--- Given instruction ---
Each line below must be set down exactly; omit any image you find.

--- Data listing ---

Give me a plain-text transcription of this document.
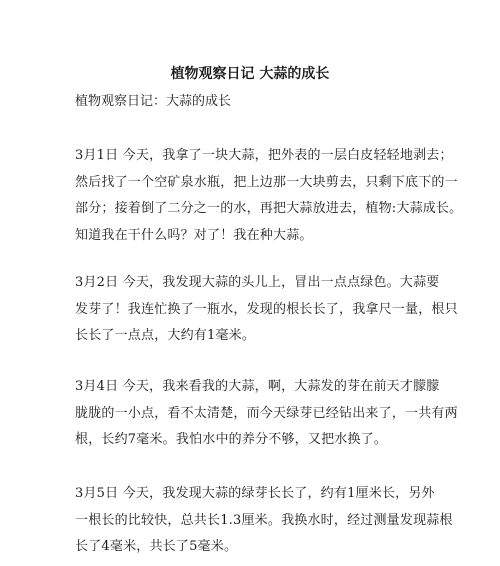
植物观察日记 大蒜的成长
植物观察日记：大蒜的成长
3月1日 今天，我拿了一块大蒜，把外表的一层白皮轻轻地剥去；
然后找了一个空矿泉水瓶，把上边那一大块剪去，只剩下底下的一
部分；接着倒了二分之一的水，再把大蒜放进去，植物:大蒜成长。
知道我在干什么吗？对了！我在种大蒜。
3月2日 今天，我发现大蒜的头儿上，冒出一点点绿色。大蒜要
发芽了！我连忙换了一瓶水，发现的根长长了，我拿尺一量，根只
长长了一点点，大约有1毫米。
3月4日 今天，我来看我的大蒜，啊，大蒜发的芽在前天才朦朦
胧胧的一小点，看不太清楚，而今天绿芽已经钻出来了，一共有两
根，长约7毫米。我怕水中的养分不够，又把水换了。
3月5日 今天，我发现大蒜的绿芽长长了，约有1厘米长，另外
一根长的比较快，总共长1.3厘米。我换水时，经过测量发现蒜根
长了4毫米，共长了5毫米。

--- Output ---
Give me a plain-text transcription of this document.
植物观察日记 大蒜的成长
植物观察日记：大蒜的成长
3月1日 今天，我拿了一块大蒜，把外表的一层白皮轻轻地剥去；
然后找了一个空矿泉水瓶，把上边那一大块剪去，只剩下底下的一
部分；接着倒了二分之一的水，再把大蒜放进去，植物:大蒜成长。
知道我在干什么吗？对了！我在种大蒜。
3月2日 今天，我发现大蒜的头儿上，冒出一点点绿色。大蒜要
发芽了！我连忙换了一瓶水，发现的根长长了，我拿尺一量，根只
长长了一点点，大约有1毫米。
3月4日 今天，我来看我的大蒜，啊，大蒜发的芽在前天才朦朦
胧胧的一小点，看不太清楚，而今天绿芽已经钻出来了，一共有两
根，长约7毫米。我怕水中的养分不够，又把水换了。
3月5日 今天，我发现大蒜的绿芽长长了，约有1厘米长，另外
一根长的比较快，总共长1.3厘米。我换水时，经过测量发现蒜根
长了4毫米，共长了5毫米。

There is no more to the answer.